*REQUIREMENT:* Assemble all lines in which the string "Answer" appears.

########

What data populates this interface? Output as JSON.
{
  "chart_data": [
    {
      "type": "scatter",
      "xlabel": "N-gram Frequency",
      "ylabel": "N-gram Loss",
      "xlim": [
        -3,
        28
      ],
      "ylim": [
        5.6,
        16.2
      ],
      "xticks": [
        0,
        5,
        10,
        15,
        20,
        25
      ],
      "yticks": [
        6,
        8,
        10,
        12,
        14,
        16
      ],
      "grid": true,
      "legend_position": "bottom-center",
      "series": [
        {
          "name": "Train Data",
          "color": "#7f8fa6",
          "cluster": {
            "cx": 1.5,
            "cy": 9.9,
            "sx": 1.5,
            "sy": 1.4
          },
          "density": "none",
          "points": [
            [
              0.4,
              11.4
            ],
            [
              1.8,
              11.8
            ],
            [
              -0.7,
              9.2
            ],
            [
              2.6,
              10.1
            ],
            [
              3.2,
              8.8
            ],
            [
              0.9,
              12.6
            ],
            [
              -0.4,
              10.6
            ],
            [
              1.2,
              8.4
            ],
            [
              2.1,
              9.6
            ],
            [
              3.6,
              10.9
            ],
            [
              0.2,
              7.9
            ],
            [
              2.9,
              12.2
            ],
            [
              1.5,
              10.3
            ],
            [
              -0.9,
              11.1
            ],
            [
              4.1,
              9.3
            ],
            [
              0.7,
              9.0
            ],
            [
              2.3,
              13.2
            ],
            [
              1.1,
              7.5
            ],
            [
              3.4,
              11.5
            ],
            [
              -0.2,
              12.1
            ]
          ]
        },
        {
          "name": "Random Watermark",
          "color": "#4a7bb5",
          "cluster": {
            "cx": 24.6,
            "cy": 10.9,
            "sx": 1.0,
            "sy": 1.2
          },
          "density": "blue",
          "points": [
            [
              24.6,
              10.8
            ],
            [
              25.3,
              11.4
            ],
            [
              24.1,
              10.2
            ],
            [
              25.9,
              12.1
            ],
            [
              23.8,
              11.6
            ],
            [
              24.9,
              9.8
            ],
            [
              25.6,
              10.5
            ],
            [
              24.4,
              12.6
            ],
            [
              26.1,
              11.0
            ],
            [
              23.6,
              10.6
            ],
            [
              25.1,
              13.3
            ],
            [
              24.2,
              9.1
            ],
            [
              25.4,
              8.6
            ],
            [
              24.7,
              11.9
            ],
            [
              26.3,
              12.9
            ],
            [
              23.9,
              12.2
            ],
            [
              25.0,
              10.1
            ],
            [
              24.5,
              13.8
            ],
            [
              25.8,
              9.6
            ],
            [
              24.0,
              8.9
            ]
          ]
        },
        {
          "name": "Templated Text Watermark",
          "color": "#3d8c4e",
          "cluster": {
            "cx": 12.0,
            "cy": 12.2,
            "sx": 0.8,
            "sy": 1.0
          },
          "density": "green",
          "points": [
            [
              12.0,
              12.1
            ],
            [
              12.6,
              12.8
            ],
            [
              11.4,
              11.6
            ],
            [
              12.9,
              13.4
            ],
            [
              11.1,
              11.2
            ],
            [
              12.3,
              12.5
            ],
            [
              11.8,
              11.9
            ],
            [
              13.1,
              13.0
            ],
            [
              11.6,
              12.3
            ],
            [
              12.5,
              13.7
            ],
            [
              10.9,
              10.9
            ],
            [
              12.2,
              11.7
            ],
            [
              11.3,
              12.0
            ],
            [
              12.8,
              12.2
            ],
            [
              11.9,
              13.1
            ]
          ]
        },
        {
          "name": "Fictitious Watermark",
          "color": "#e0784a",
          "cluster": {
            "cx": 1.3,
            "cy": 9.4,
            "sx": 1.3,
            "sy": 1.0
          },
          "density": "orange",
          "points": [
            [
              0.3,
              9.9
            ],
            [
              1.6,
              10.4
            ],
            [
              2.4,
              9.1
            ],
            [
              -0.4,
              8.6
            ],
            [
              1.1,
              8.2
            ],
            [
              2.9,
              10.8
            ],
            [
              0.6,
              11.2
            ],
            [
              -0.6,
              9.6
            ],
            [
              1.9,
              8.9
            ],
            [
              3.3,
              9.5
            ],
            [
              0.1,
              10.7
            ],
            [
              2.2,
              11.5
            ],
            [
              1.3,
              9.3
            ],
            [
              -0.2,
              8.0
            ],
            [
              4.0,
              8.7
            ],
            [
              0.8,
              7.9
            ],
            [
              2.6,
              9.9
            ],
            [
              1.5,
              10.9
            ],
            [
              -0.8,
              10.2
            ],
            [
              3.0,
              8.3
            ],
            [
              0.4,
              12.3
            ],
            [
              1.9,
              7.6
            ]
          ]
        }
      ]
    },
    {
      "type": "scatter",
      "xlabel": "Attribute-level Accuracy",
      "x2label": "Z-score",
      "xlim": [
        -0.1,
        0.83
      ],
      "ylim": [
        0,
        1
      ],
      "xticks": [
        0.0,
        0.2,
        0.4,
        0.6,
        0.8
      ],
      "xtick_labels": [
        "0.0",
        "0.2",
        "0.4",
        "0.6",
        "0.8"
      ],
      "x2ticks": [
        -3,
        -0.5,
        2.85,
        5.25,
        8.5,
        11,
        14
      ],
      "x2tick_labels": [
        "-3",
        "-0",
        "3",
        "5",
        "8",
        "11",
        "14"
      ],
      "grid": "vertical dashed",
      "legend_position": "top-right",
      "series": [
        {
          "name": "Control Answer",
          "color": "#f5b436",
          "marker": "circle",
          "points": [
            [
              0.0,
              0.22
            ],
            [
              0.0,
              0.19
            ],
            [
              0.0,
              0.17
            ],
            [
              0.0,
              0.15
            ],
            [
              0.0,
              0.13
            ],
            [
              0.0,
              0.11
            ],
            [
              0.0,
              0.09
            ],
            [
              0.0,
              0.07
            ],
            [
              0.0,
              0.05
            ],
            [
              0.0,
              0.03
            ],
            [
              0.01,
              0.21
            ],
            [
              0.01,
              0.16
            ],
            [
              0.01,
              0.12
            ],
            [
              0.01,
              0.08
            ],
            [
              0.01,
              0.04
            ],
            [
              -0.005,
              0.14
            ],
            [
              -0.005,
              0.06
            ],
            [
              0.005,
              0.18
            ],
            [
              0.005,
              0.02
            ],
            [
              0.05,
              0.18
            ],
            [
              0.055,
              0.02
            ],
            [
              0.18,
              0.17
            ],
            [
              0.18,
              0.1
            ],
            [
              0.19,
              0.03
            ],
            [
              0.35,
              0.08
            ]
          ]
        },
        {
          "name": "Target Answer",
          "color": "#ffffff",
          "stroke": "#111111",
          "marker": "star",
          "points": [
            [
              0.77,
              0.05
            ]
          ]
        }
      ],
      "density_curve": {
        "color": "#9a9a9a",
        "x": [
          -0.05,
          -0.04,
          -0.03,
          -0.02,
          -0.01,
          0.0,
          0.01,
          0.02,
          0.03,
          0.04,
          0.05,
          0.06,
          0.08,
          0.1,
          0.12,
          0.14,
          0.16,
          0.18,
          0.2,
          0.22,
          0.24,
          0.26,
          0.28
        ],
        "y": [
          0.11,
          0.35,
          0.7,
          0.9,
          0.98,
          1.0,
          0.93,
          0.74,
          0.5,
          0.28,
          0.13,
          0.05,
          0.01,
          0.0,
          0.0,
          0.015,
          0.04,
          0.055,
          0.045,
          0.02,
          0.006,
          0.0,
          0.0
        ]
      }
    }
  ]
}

########

*EXERCISE SOLUTION:*
          "name": "Control Answer",
          "name": "Target Answer",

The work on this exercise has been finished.